[start Excerpted records]

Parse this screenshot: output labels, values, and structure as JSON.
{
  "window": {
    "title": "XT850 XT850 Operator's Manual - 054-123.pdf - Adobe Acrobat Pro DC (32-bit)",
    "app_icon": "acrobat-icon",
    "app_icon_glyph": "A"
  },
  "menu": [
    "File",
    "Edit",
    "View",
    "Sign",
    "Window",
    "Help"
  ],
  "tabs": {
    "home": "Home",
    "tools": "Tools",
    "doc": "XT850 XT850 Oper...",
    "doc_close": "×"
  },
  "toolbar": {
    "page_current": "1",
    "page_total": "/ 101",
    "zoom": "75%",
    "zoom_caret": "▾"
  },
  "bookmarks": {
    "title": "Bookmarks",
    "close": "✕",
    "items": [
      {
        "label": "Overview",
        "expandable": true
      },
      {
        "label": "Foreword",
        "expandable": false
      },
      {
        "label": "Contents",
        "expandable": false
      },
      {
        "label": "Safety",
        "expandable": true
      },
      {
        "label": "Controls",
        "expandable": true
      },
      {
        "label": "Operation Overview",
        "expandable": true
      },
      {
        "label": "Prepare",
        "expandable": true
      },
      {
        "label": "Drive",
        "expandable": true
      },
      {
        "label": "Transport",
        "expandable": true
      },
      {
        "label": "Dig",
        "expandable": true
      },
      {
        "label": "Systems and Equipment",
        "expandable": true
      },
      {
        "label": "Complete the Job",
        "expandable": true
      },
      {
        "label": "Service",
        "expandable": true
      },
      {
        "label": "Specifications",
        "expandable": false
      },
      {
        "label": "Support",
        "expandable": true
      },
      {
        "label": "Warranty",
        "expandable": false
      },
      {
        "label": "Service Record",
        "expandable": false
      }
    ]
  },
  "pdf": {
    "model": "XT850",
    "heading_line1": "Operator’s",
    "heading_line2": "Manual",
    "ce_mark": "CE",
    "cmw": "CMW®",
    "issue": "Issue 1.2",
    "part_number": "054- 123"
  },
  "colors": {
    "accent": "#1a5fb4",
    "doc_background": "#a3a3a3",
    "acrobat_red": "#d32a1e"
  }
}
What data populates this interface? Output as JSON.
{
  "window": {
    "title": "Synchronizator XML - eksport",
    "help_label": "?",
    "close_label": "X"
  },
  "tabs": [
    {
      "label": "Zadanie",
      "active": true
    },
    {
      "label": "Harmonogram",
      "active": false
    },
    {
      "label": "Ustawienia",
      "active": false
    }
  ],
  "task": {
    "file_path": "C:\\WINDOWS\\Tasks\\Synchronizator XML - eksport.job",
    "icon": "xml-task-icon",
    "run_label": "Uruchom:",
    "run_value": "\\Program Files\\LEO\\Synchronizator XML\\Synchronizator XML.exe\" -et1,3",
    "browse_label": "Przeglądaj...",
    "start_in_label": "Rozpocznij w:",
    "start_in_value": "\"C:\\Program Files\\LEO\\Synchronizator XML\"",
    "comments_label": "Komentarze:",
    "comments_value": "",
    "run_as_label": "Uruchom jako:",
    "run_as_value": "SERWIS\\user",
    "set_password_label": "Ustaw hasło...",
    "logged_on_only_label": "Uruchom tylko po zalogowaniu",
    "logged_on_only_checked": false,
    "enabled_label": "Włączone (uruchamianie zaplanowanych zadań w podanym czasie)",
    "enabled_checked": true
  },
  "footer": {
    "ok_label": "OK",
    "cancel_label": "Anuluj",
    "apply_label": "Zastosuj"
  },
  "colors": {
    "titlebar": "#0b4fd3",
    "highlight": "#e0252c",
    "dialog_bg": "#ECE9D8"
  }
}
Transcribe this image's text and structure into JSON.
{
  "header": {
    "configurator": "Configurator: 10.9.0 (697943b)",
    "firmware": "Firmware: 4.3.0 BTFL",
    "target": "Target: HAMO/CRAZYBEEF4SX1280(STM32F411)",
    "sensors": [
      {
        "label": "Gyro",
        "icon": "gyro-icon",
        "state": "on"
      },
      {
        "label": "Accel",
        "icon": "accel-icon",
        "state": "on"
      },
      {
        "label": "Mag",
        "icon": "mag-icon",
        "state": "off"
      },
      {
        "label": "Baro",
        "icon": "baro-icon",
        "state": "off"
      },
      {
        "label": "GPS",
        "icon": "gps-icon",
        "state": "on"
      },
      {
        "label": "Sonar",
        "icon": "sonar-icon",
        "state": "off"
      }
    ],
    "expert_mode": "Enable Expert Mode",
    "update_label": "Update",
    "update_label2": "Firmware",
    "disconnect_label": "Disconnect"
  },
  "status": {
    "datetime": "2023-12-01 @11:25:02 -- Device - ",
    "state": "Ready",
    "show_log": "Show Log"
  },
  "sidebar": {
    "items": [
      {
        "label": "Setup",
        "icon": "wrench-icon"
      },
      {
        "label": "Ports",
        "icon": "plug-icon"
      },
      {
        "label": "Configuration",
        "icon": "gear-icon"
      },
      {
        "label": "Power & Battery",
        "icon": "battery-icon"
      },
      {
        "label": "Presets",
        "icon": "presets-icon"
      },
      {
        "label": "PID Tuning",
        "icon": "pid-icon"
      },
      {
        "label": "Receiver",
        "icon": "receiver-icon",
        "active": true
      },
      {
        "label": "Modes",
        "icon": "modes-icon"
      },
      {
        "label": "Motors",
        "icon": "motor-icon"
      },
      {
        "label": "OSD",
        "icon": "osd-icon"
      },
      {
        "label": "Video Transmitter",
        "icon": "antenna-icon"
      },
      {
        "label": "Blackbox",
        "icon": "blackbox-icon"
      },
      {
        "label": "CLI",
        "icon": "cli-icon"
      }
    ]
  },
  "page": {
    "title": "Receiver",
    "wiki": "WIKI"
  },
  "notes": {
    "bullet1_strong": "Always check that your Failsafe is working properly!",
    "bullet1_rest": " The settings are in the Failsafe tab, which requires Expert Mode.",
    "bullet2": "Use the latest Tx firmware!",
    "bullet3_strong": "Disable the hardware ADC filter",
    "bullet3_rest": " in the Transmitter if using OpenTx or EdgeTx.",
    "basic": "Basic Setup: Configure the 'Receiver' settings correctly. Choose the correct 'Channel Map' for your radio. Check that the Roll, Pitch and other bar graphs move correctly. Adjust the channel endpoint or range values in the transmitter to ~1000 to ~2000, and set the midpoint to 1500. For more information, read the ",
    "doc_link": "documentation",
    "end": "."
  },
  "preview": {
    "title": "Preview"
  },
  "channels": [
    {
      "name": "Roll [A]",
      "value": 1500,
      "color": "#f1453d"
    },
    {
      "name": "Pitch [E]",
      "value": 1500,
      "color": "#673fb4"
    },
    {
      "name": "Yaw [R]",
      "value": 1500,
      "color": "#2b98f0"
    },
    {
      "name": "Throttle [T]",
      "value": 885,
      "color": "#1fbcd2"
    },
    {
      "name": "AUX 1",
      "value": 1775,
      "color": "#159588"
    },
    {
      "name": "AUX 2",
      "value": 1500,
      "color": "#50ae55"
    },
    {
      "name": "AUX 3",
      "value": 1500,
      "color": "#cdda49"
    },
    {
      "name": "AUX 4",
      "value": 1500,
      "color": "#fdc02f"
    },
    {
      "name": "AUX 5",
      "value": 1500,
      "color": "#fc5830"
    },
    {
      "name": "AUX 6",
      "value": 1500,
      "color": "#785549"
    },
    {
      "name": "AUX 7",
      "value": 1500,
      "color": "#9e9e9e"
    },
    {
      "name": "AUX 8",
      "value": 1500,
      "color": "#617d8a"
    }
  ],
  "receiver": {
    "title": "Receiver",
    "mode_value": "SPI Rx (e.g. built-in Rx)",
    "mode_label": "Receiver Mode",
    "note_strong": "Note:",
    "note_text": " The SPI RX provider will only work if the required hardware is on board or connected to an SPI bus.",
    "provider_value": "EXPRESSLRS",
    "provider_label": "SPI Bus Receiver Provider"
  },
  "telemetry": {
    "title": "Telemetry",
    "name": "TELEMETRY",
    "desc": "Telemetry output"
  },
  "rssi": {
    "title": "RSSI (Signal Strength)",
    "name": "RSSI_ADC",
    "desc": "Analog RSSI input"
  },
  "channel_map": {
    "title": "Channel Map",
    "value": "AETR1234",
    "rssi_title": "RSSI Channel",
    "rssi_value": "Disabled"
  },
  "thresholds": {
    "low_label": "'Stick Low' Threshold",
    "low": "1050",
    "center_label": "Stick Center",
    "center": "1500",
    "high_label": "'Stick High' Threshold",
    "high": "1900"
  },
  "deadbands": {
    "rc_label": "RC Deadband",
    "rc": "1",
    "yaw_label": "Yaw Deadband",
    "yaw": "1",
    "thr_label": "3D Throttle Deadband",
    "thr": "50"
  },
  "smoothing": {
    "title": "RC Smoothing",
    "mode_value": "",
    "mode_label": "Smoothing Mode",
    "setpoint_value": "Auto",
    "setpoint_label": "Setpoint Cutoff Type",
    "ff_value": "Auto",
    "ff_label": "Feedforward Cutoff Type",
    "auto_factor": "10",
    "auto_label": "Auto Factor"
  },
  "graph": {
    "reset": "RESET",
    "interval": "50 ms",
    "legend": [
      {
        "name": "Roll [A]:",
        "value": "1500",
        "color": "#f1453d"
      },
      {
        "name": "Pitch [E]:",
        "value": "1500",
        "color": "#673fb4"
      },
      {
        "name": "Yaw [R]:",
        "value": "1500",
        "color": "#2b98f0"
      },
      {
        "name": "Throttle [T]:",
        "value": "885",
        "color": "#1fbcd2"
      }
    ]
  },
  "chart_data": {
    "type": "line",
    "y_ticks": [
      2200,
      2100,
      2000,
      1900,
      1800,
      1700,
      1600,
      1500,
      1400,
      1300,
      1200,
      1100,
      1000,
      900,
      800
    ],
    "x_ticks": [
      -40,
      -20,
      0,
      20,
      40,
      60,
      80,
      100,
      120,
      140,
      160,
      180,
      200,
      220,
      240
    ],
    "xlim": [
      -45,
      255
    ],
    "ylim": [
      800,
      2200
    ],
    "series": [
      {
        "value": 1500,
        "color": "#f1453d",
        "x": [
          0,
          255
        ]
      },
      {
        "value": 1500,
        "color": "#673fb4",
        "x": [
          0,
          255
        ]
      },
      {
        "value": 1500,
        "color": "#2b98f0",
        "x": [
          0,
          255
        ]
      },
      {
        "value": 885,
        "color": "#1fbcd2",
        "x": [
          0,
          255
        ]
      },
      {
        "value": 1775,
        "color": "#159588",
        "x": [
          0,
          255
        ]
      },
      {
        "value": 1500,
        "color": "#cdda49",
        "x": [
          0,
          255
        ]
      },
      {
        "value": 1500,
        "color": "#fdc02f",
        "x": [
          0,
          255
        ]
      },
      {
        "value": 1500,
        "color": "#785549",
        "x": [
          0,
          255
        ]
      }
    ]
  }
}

[end Excerpted records]

Using the listing, collect all lines in which the string "Expert" is found.

    "expert_mode": "Enable Expert Mode",
    "bullet1_rest": " The settings are in the Failsafe tab, which requires Expert Mode.",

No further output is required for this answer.